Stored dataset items
* * * * * * *

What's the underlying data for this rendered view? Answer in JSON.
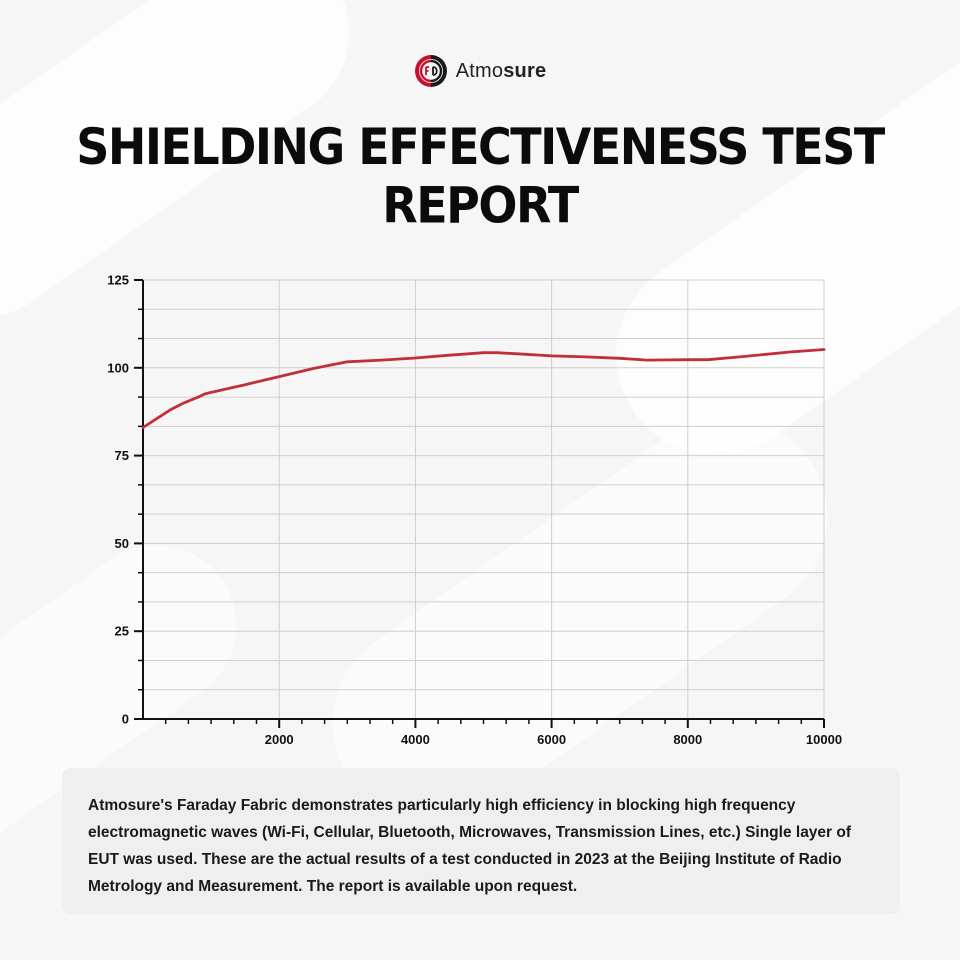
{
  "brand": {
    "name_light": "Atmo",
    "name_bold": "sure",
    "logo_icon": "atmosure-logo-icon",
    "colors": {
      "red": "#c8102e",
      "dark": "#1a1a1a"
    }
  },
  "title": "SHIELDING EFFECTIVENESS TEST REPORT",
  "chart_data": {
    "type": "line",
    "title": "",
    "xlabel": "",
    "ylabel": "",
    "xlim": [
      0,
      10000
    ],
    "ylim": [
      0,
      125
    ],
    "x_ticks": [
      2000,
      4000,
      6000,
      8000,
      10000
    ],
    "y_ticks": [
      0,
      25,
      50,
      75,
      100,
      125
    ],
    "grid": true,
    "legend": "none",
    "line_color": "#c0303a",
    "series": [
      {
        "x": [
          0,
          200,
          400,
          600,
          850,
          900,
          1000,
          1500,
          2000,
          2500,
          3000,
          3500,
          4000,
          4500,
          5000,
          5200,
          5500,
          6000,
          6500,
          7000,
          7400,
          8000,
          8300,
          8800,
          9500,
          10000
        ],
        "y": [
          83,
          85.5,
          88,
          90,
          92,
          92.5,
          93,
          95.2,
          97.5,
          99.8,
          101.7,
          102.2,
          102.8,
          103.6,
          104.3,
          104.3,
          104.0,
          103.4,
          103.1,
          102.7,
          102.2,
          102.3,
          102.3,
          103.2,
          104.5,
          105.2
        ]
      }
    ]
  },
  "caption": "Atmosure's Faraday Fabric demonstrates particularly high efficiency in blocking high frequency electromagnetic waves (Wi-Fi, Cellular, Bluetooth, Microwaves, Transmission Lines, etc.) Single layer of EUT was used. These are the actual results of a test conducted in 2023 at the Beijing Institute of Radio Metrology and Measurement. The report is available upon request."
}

* * * * * * *

Brief. Your task is to repeat the data above exactly while excluding the pictures.

Written answer.
What's the underlying data for this rendered view? Answer in JSON.
{
  "brand": {
    "name_light": "Atmo",
    "name_bold": "sure",
    "logo_icon": "atmosure-logo-icon",
    "colors": {
      "red": "#c8102e",
      "dark": "#1a1a1a"
    }
  },
  "title": "SHIELDING EFFECTIVENESS TEST REPORT",
  "chart_data": {
    "type": "line",
    "title": "",
    "xlabel": "",
    "ylabel": "",
    "xlim": [
      0,
      10000
    ],
    "ylim": [
      0,
      125
    ],
    "x_ticks": [
      2000,
      4000,
      6000,
      8000,
      10000
    ],
    "y_ticks": [
      0,
      25,
      50,
      75,
      100,
      125
    ],
    "grid": true,
    "legend": "none",
    "line_color": "#c0303a",
    "series": [
      {
        "x": [
          0,
          200,
          400,
          600,
          850,
          900,
          1000,
          1500,
          2000,
          2500,
          3000,
          3500,
          4000,
          4500,
          5000,
          5200,
          5500,
          6000,
          6500,
          7000,
          7400,
          8000,
          8300,
          8800,
          9500,
          10000
        ],
        "y": [
          83,
          85.5,
          88,
          90,
          92,
          92.5,
          93,
          95.2,
          97.5,
          99.8,
          101.7,
          102.2,
          102.8,
          103.6,
          104.3,
          104.3,
          104.0,
          103.4,
          103.1,
          102.7,
          102.2,
          102.3,
          102.3,
          103.2,
          104.5,
          105.2
        ]
      }
    ]
  },
  "caption": "Atmosure's Faraday Fabric demonstrates particularly high efficiency in blocking high frequency electromagnetic waves (Wi-Fi, Cellular, Bluetooth, Microwaves, Transmission Lines, etc.) Single layer of EUT was used. These are the actual results of a test conducted in 2023 at the Beijing Institute of Radio Metrology and Measurement. The report is available upon request."
}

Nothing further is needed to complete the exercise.